··· Given information
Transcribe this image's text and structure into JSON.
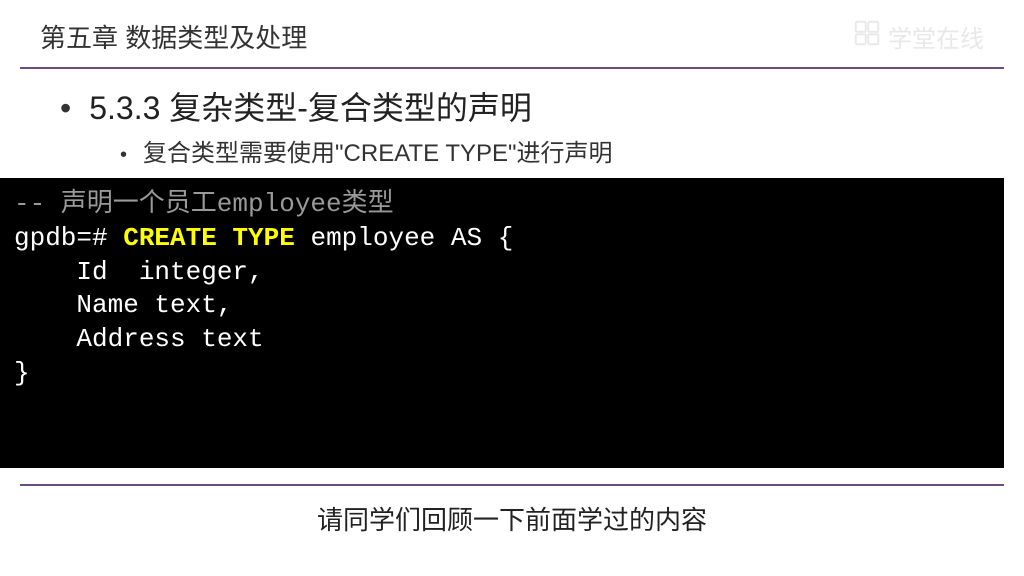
{
  "header": {
    "chapter_title": "第五章 数据类型及处理",
    "watermark_text": "学堂在线"
  },
  "section": {
    "heading": "5.3.3 复杂类型-复合类型的声明",
    "sub_point": "复合类型需要使用\"CREATE TYPE\"进行声明"
  },
  "code": {
    "comment": "-- 声明一个员工employee类型",
    "prompt": "gpdb=# ",
    "keyword": "CREATE TYPE",
    "rest_of_line": " employee AS {",
    "line3": "    Id  integer,",
    "line4": "    Name text,",
    "line5": "    Address text",
    "line6": "}"
  },
  "footer": {
    "caption": "请同学们回顾一下前面学过的内容"
  }
}
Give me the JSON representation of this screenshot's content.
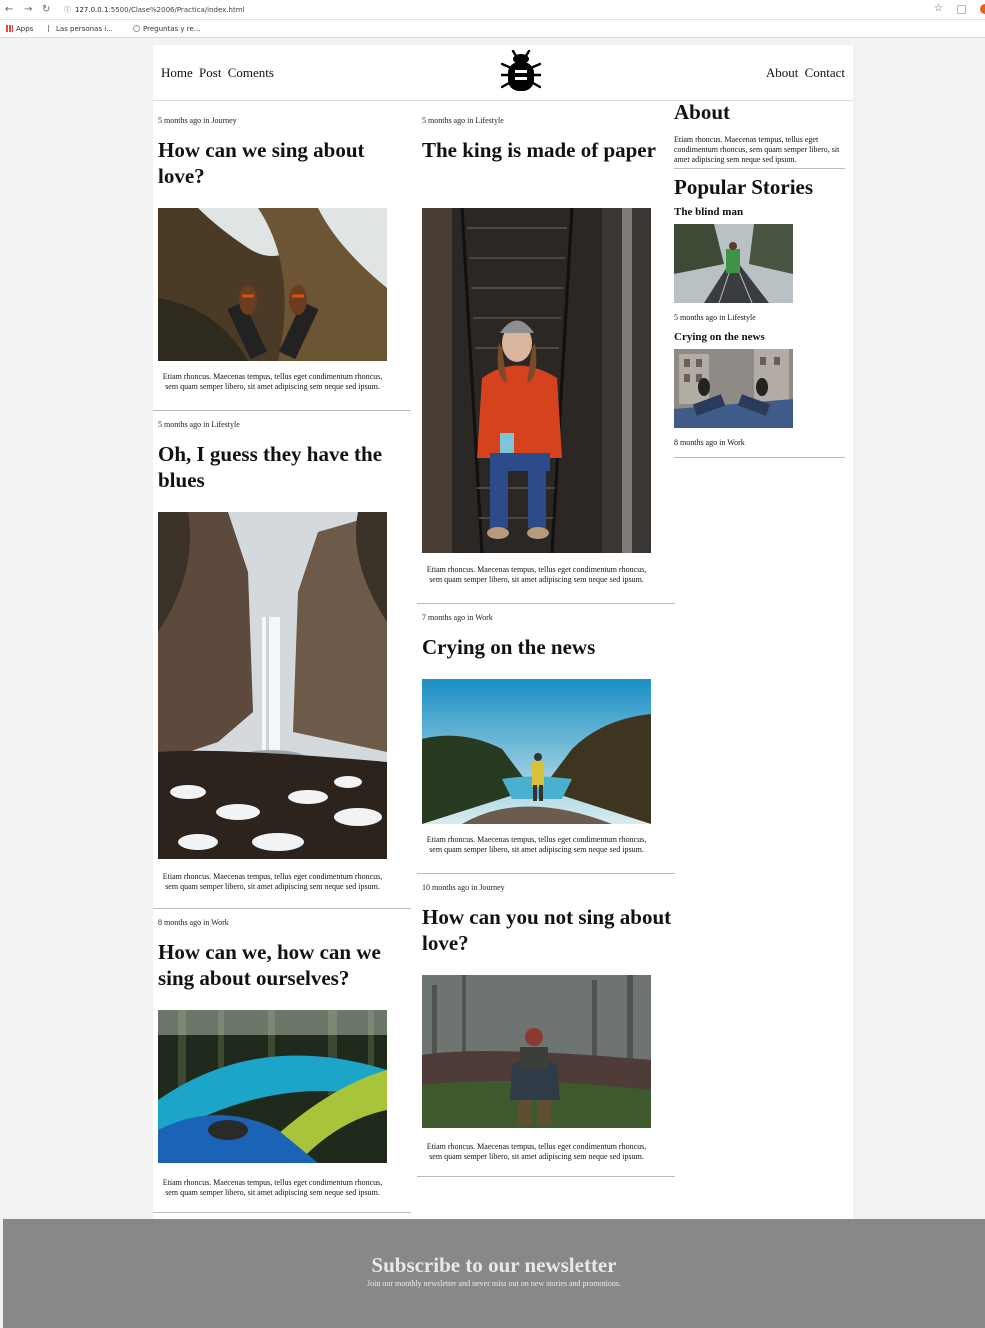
······
Problem
Print every entry above again without changing a word, and omit the pictures.

Output for this task
Transcribe this image's text and structure into JSON.
{
  "header": {
    "chapter_title": "第五章 数据类型及处理",
    "watermark_text": "学堂在线"
  },
  "section": {
    "heading": "5.3.3 复杂类型-复合类型的声明",
    "sub_point": "复合类型需要使用\"CREATE TYPE\"进行声明"
  },
  "code": {
    "comment": "-- 声明一个员工employee类型",
    "prompt": "gpdb=# ",
    "keyword": "CREATE TYPE",
    "rest_of_line": " employee AS {",
    "line3": "    Id  integer,",
    "line4": "    Name text,",
    "line5": "    Address text",
    "line6": "}"
  },
  "footer": {
    "caption": "请同学们回顾一下前面学过的内容"
  }
}
Give me the JSON representation of this screenshot's content.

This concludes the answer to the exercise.